What needs to be done: Reproduce the whole listing, character for character.

___ Material for the task

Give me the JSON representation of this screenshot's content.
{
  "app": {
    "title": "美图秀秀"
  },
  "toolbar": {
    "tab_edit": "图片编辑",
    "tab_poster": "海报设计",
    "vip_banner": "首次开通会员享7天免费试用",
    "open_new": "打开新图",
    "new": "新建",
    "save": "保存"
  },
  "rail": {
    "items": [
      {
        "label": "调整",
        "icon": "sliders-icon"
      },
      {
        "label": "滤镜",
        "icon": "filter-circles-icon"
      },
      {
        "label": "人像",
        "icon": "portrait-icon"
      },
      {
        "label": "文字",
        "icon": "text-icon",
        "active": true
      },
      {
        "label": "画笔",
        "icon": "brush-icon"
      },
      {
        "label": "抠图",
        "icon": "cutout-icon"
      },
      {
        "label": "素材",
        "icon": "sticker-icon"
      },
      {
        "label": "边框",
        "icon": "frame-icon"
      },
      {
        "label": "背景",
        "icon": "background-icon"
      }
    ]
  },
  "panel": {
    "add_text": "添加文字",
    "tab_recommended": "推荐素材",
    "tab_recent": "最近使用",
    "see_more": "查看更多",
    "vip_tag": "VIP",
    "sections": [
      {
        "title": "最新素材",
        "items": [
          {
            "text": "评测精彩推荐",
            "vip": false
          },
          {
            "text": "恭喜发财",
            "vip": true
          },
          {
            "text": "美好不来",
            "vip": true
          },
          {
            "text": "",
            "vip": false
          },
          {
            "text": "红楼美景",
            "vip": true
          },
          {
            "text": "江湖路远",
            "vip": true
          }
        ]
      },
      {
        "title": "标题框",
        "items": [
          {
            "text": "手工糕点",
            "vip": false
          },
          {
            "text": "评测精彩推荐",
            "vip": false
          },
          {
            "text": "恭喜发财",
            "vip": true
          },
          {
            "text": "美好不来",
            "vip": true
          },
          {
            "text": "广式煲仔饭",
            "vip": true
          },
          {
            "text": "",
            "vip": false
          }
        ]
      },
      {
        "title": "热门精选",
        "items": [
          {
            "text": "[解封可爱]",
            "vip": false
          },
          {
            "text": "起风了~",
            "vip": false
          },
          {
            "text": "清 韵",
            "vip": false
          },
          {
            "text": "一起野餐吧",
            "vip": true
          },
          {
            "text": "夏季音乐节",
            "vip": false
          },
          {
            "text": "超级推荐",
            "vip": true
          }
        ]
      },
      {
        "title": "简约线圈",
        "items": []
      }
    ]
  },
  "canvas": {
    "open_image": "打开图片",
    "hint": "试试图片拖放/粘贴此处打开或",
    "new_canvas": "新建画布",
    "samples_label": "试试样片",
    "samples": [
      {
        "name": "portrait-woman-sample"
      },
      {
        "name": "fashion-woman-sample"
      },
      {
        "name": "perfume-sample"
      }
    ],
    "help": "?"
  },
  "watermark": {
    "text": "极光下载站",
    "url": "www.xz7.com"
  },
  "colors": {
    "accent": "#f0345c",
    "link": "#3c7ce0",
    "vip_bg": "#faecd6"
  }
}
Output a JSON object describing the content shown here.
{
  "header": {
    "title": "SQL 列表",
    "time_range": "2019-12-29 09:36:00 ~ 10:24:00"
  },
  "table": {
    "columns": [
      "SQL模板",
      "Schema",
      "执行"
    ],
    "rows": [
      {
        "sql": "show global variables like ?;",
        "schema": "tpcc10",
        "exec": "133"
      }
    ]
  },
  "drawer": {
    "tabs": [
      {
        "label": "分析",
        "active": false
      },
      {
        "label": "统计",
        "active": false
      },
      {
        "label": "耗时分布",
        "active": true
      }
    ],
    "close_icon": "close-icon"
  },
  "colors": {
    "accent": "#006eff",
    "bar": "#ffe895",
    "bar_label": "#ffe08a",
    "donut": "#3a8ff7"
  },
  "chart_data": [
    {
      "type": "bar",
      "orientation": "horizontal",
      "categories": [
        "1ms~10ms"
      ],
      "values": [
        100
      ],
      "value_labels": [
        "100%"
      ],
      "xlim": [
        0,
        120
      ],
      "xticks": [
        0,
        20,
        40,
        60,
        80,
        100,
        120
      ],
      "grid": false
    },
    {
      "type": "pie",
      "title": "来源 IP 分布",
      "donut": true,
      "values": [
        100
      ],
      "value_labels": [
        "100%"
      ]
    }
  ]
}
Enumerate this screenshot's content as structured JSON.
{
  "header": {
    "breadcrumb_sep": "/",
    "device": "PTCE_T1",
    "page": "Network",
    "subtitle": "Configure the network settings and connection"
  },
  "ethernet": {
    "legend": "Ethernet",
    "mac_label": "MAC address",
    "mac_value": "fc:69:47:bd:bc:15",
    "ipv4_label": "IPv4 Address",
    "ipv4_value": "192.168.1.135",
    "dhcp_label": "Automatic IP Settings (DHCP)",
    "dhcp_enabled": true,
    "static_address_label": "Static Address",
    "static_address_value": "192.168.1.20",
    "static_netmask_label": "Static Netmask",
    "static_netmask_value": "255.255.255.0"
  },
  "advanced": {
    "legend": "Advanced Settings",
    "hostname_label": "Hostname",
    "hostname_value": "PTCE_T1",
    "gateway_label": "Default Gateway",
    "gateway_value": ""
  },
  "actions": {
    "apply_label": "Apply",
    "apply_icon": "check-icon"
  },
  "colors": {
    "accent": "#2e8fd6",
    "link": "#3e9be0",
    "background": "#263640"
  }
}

______

Task output:
Give me the JSON representation of this screenshot's content.
{
  "app": {
    "title": "美图秀秀"
  },
  "toolbar": {
    "tab_edit": "图片编辑",
    "tab_poster": "海报设计",
    "vip_banner": "首次开通会员享7天免费试用",
    "open_new": "打开新图",
    "new": "新建",
    "save": "保存"
  },
  "rail": {
    "items": [
      {
        "label": "调整",
        "icon": "sliders-icon"
      },
      {
        "label": "滤镜",
        "icon": "filter-circles-icon"
      },
      {
        "label": "人像",
        "icon": "portrait-icon"
      },
      {
        "label": "文字",
        "icon": "text-icon",
        "active": true
      },
      {
        "label": "画笔",
        "icon": "brush-icon"
      },
      {
        "label": "抠图",
        "icon": "cutout-icon"
      },
      {
        "label": "素材",
        "icon": "sticker-icon"
      },
      {
        "label": "边框",
        "icon": "frame-icon"
      },
      {
        "label": "背景",
        "icon": "background-icon"
      }
    ]
  },
  "panel": {
    "add_text": "添加文字",
    "tab_recommended": "推荐素材",
    "tab_recent": "最近使用",
    "see_more": "查看更多",
    "vip_tag": "VIP",
    "sections": [
      {
        "title": "最新素材",
        "items": [
          {
            "text": "评测精彩推荐",
            "vip": false
          },
          {
            "text": "恭喜发财",
            "vip": true
          },
          {
            "text": "美好不来",
            "vip": true
          },
          {
            "text": "",
            "vip": false
          },
          {
            "text": "红楼美景",
            "vip": true
          },
          {
            "text": "江湖路远",
            "vip": true
          }
        ]
      },
      {
        "title": "标题框",
        "items": [
          {
            "text": "手工糕点",
            "vip": false
          },
          {
            "text": "评测精彩推荐",
            "vip": false
          },
          {
            "text": "恭喜发财",
            "vip": true
          },
          {
            "text": "美好不来",
            "vip": true
          },
          {
            "text": "广式煲仔饭",
            "vip": true
          },
          {
            "text": "",
            "vip": false
          }
        ]
      },
      {
        "title": "热门精选",
        "items": [
          {
            "text": "[解封可爱]",
            "vip": false
          },
          {
            "text": "起风了~",
            "vip": false
          },
          {
            "text": "清 韵",
            "vip": false
          },
          {
            "text": "一起野餐吧",
            "vip": true
          },
          {
            "text": "夏季音乐节",
            "vip": false
          },
          {
            "text": "超级推荐",
            "vip": true
          }
        ]
      },
      {
        "title": "简约线圈",
        "items": []
      }
    ]
  },
  "canvas": {
    "open_image": "打开图片",
    "hint": "试试图片拖放/粘贴此处打开或",
    "new_canvas": "新建画布",
    "samples_label": "试试样片",
    "samples": [
      {
        "name": "portrait-woman-sample"
      },
      {
        "name": "fashion-woman-sample"
      },
      {
        "name": "perfume-sample"
      }
    ],
    "help": "?"
  },
  "watermark": {
    "text": "极光下载站",
    "url": "www.xz7.com"
  },
  "colors": {
    "accent": "#f0345c",
    "link": "#3c7ce0",
    "vip_bg": "#faecd6"
  }
}
Output a JSON object describing the content shown here.
{
  "header": {
    "title": "SQL 列表",
    "time_range": "2019-12-29 09:36:00 ~ 10:24:00"
  },
  "table": {
    "columns": [
      "SQL模板",
      "Schema",
      "执行"
    ],
    "rows": [
      {
        "sql": "show global variables like ?;",
        "schema": "tpcc10",
        "exec": "133"
      }
    ]
  },
  "drawer": {
    "tabs": [
      {
        "label": "分析",
        "active": false
      },
      {
        "label": "统计",
        "active": false
      },
      {
        "label": "耗时分布",
        "active": true
      }
    ],
    "close_icon": "close-icon"
  },
  "colors": {
    "accent": "#006eff",
    "bar": "#ffe895",
    "bar_label": "#ffe08a",
    "donut": "#3a8ff7"
  },
  "chart_data": [
    {
      "type": "bar",
      "orientation": "horizontal",
      "categories": [
        "1ms~10ms"
      ],
      "values": [
        100
      ],
      "value_labels": [
        "100%"
      ],
      "xlim": [
        0,
        120
      ],
      "xticks": [
        0,
        20,
        40,
        60,
        80,
        100,
        120
      ],
      "grid": false
    },
    {
      "type": "pie",
      "title": "来源 IP 分布",
      "donut": true,
      "values": [
        100
      ],
      "value_labels": [
        "100%"
      ]
    }
  ]
}
Enumerate this screenshot's content as structured JSON.
{
  "header": {
    "breadcrumb_sep": "/",
    "device": "PTCE_T1",
    "page": "Network",
    "subtitle": "Configure the network settings and connection"
  },
  "ethernet": {
    "legend": "Ethernet",
    "mac_label": "MAC address",
    "mac_value": "fc:69:47:bd:bc:15",
    "ipv4_label": "IPv4 Address",
    "ipv4_value": "192.168.1.135",
    "dhcp_label": "Automatic IP Settings (DHCP)",
    "dhcp_enabled": true,
    "static_address_label": "Static Address",
    "static_address_value": "192.168.1.20",
    "static_netmask_label": "Static Netmask",
    "static_netmask_value": "255.255.255.0"
  },
  "advanced": {
    "legend": "Advanced Settings",
    "hostname_label": "Hostname",
    "hostname_value": "PTCE_T1",
    "gateway_label": "Default Gateway",
    "gateway_value": ""
  },
  "actions": {
    "apply_label": "Apply",
    "apply_icon": "check-icon"
  },
  "colors": {
    "accent": "#2e8fd6",
    "link": "#3e9be0",
    "background": "#263640"
  }
}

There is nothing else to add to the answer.